**AIM OF THE TASK**: Go through the records and copy each line where the word "emission" occurs.

**EXERCISE INPUTS**:

==========

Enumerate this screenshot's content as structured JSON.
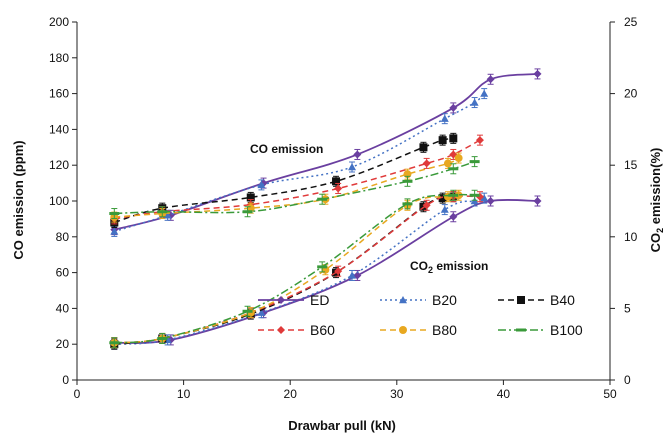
{
  "chart_data": {
    "type": "line",
    "xlabel": "Drawbar pull (kN)",
    "ylabel": "CO emission (ppm)",
    "ylabel_right_prefix": "CO",
    "ylabel_right_sub": "2",
    "ylabel_right_suffix": " emission(%)",
    "xlim": [
      0,
      50
    ],
    "ylim": [
      0,
      200
    ],
    "ylim_right": [
      0,
      25
    ],
    "xticks": [
      "0",
      "10",
      "20",
      "30",
      "40",
      "50"
    ],
    "yticks": [
      "0",
      "20",
      "40",
      "60",
      "80",
      "100",
      "120",
      "140",
      "160",
      "180",
      "200"
    ],
    "yticks_right": [
      "0",
      "5",
      "10",
      "15",
      "20",
      "25"
    ],
    "grid": false,
    "legend_position": "bottom-right",
    "annotations": [
      {
        "id": "co",
        "text": "CO emission"
      },
      {
        "id": "co2",
        "text_prefix": "CO",
        "text_sub": "2",
        "text_suffix": " emission"
      }
    ],
    "series": [
      {
        "name": "ED",
        "color": "#6a3fa0",
        "dash": "solid",
        "marker": "diamond",
        "co_x": [
          3.5,
          8.8,
          17.5,
          26.3,
          35.3,
          38.8,
          43.2
        ],
        "co_y": [
          84,
          92,
          110,
          126,
          152,
          168,
          171
        ],
        "co2_x": [
          3.5,
          8.8,
          17.5,
          26.3,
          35.3,
          38.8,
          43.2
        ],
        "co2_y": [
          2.6,
          2.8,
          4.7,
          7.3,
          11.4,
          12.5,
          12.5
        ]
      },
      {
        "name": "B20",
        "color": "#4472c4",
        "dash": "dot",
        "marker": "triangle",
        "co_x": [
          3.5,
          8.5,
          17.3,
          25.8,
          34.5,
          37.3,
          38.2
        ],
        "co_y": [
          83,
          92,
          109,
          119,
          146,
          155,
          160
        ],
        "co2_x": [
          3.5,
          8.5,
          17.3,
          25.8,
          34.5,
          37.3,
          38.2
        ],
        "co2_y": [
          2.5,
          2.8,
          4.7,
          7.3,
          11.9,
          12.5,
          12.7
        ]
      },
      {
        "name": "B40",
        "color": "#111111",
        "dash": "dash",
        "marker": "square",
        "co_x": [
          3.5,
          8.0,
          16.3,
          24.3,
          32.5,
          34.3,
          35.3
        ],
        "co_y": [
          88,
          96,
          102,
          111,
          130,
          134,
          135
        ],
        "co2_x": [
          3.5,
          8.0,
          16.3,
          24.3,
          32.5,
          34.3,
          35.3
        ],
        "co2_y": [
          2.5,
          2.9,
          4.6,
          7.5,
          12.1,
          12.7,
          12.8
        ]
      },
      {
        "name": "B60",
        "color": "#e03a3a",
        "dash": "dash",
        "marker": "diamond",
        "co_x": [
          3.5,
          8.0,
          16.3,
          24.5,
          32.8,
          35.3,
          37.8
        ],
        "co_y": [
          90,
          94,
          98,
          107,
          121,
          126,
          134
        ],
        "co2_x": [
          3.5,
          8.0,
          16.3,
          24.5,
          32.8,
          35.3,
          37.8
        ],
        "co2_y": [
          2.6,
          2.9,
          4.7,
          7.6,
          12.2,
          12.8,
          12.8
        ]
      },
      {
        "name": "B80",
        "color": "#e8a820",
        "dash": "dash",
        "marker": "circle",
        "co_x": [
          3.5,
          8.0,
          16.3,
          23.3,
          31.0,
          34.8,
          35.8
        ],
        "co_y": [
          91,
          93,
          96,
          101,
          115,
          121,
          124
        ],
        "co2_x": [
          3.5,
          8.0,
          16.3,
          23.3,
          31.0,
          34.8,
          35.8
        ],
        "co2_y": [
          2.6,
          2.9,
          4.7,
          7.7,
          12.2,
          12.8,
          12.9
        ]
      },
      {
        "name": "B100",
        "color": "#3a9a3a",
        "dash": "dashdot",
        "marker": "dash",
        "co_x": [
          3.5,
          8.0,
          16.0,
          23.0,
          31.0,
          35.3,
          37.3
        ],
        "co_y": [
          93,
          94,
          94,
          101,
          111,
          118,
          122
        ],
        "co2_x": [
          3.5,
          8.0,
          16.0,
          23.0,
          31.0,
          35.3,
          37.3
        ],
        "co2_y": [
          2.6,
          2.9,
          4.8,
          7.9,
          12.3,
          12.9,
          12.9
        ]
      }
    ]
  }
}
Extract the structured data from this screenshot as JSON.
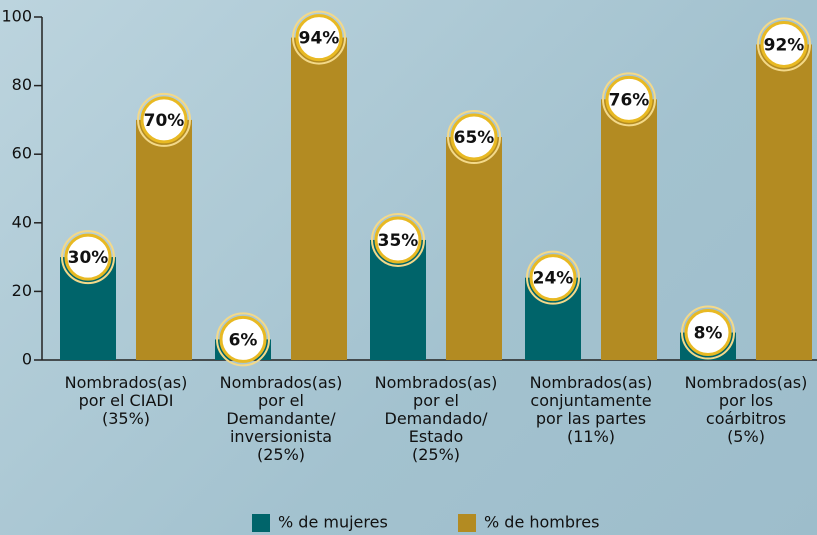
{
  "chart_data": {
    "type": "bar",
    "categories": [
      [
        "Nombrados(as)",
        "por el CIADI",
        "(35%)"
      ],
      [
        "Nombrados(as)",
        "por el",
        "Demandante/",
        "inversionista",
        "(25%)"
      ],
      [
        "Nombrados(as)",
        "por el",
        "Demandado/",
        "Estado",
        "(25%)"
      ],
      [
        "Nombrados(as)",
        "conjuntamente",
        "por las partes",
        "(11%)"
      ],
      [
        "Nombrados(as)",
        "por los",
        "coárbitros",
        "(5%)"
      ]
    ],
    "series": [
      {
        "name": "% de mujeres",
        "color": "#00646a",
        "values": [
          30,
          6,
          35,
          24,
          8
        ],
        "value_labels": [
          "30%",
          "6%",
          "35%",
          "24%",
          "8%"
        ]
      },
      {
        "name": "% de hombres",
        "color": "#b38b22",
        "values": [
          70,
          94,
          65,
          76,
          92
        ],
        "value_labels": [
          "70%",
          "94%",
          "65%",
          "76%",
          "92%"
        ]
      }
    ],
    "ylim": [
      0,
      100
    ],
    "yticks": [
      0,
      20,
      40,
      60,
      80,
      100
    ],
    "grid": false,
    "legend": "bottom"
  }
}
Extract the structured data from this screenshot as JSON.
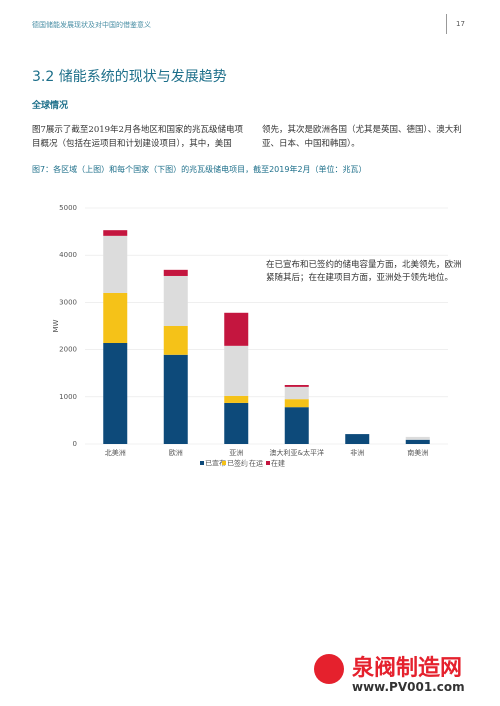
{
  "header": {
    "title": "德国储能发展现状及对中国的借鉴意义",
    "page": "17"
  },
  "section": {
    "title": "3.2 储能系统的现状与发展趋势",
    "subtitle": "全球情况"
  },
  "paragraph": {
    "left": "图7展示了截至2019年2月各地区和国家的兆瓦级储电项目概况（包括在运项目和计划建设项目），其中，美国",
    "right": "领先，其次是欧洲各国（尤其是英国、德国）、澳大利亚、日本、中国和韩国）。"
  },
  "figure_caption": "图7：各区域（上图）和每个国家（下图）的兆瓦级储电项目，截至2019年2月（单位：兆瓦）",
  "chart_data": {
    "type": "stacked-bar",
    "y_label": "MW",
    "categories": [
      "北美洲",
      "欧洲",
      "亚洲",
      "澳大利亚&太平洋",
      "非洲",
      "南美洲"
    ],
    "series": [
      {
        "name": "已宣布",
        "color": "#0d4a7a",
        "values": [
          2140,
          1890,
          870,
          780,
          210,
          90
        ]
      },
      {
        "name": "已签约",
        "color": "#f5c218",
        "values": [
          1060,
          610,
          150,
          170,
          0,
          0
        ]
      },
      {
        "name": "在运",
        "color": "#dcdcdc",
        "values": [
          1210,
          1060,
          1060,
          260,
          0,
          60
        ]
      },
      {
        "name": "在建",
        "color": "#c4163f",
        "values": [
          120,
          130,
          700,
          40,
          0,
          0
        ]
      }
    ],
    "ylim": [
      0,
      5000
    ],
    "yticks": [
      0,
      1000,
      2000,
      3000,
      4000,
      5000
    ],
    "grid": true,
    "annotation": "在已宣布和已签约的储电容量方面，北美领先，欧洲紧随其后；在在建项目方面，亚洲处于领先地位。"
  },
  "watermark": {
    "name": "泉阀制造网",
    "url": "www.PV001.com"
  }
}
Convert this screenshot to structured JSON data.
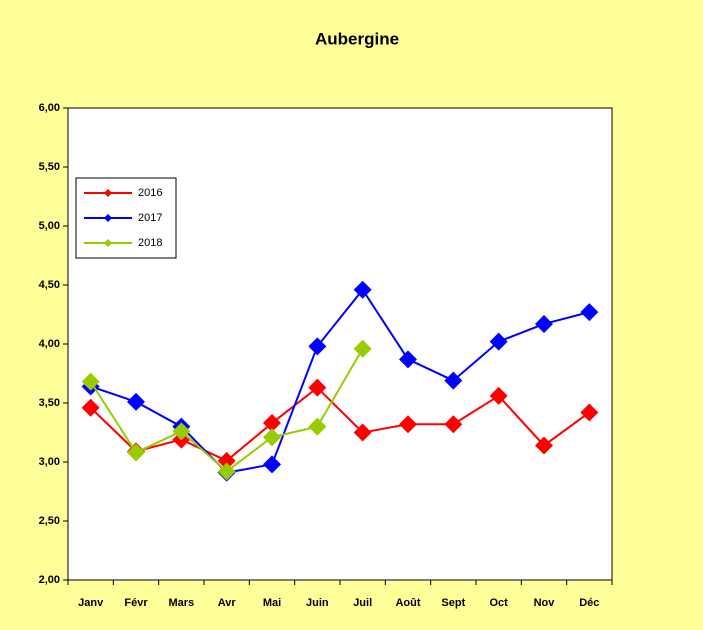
{
  "chart_data": {
    "type": "line",
    "title": "Aubergine",
    "categories": [
      "Janv",
      "Févr",
      "Mars",
      "Avr",
      "Mai",
      "Juin",
      "Juil",
      "Août",
      "Sept",
      "Oct",
      "Nov",
      "Déc"
    ],
    "series": [
      {
        "name": "2016",
        "color": "#ff0000",
        "values": [
          3.46,
          3.09,
          3.19,
          3.01,
          3.33,
          3.63,
          3.25,
          3.32,
          3.32,
          3.56,
          3.14,
          3.42
        ]
      },
      {
        "name": "2017",
        "color": "#0000ff",
        "values": [
          3.64,
          3.51,
          3.3,
          2.91,
          2.98,
          3.98,
          4.46,
          3.87,
          3.69,
          4.02,
          4.17,
          4.27
        ]
      },
      {
        "name": "2018",
        "color": "#99cc00",
        "values": [
          3.68,
          3.08,
          3.26,
          2.92,
          3.21,
          3.3,
          3.96,
          null,
          null,
          null,
          null,
          null
        ]
      }
    ],
    "ylim": [
      2,
      6
    ],
    "yticks": [
      {
        "value": 2,
        "label": "2,00"
      },
      {
        "value": 2.5,
        "label": "2,50"
      },
      {
        "value": 3,
        "label": "3,00"
      },
      {
        "value": 3.5,
        "label": "3,50"
      },
      {
        "value": 4,
        "label": "4,00"
      },
      {
        "value": 4.5,
        "label": "4,50"
      },
      {
        "value": 5,
        "label": "5,00"
      },
      {
        "value": 5.5,
        "label": "5,50"
      },
      {
        "value": 6,
        "label": "6,00"
      }
    ],
    "legend": "upper left"
  }
}
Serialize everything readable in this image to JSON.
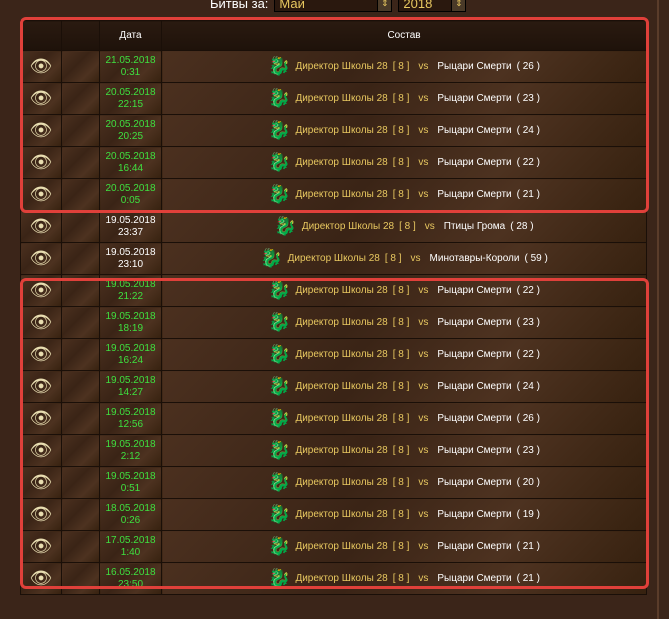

==========

**ANSWER**:
    "ylabel": "CO emission (ppm)",
    "ylabel_right_suffix": " emission(%)",
        "text": "CO emission"
        "text_suffix": " emission"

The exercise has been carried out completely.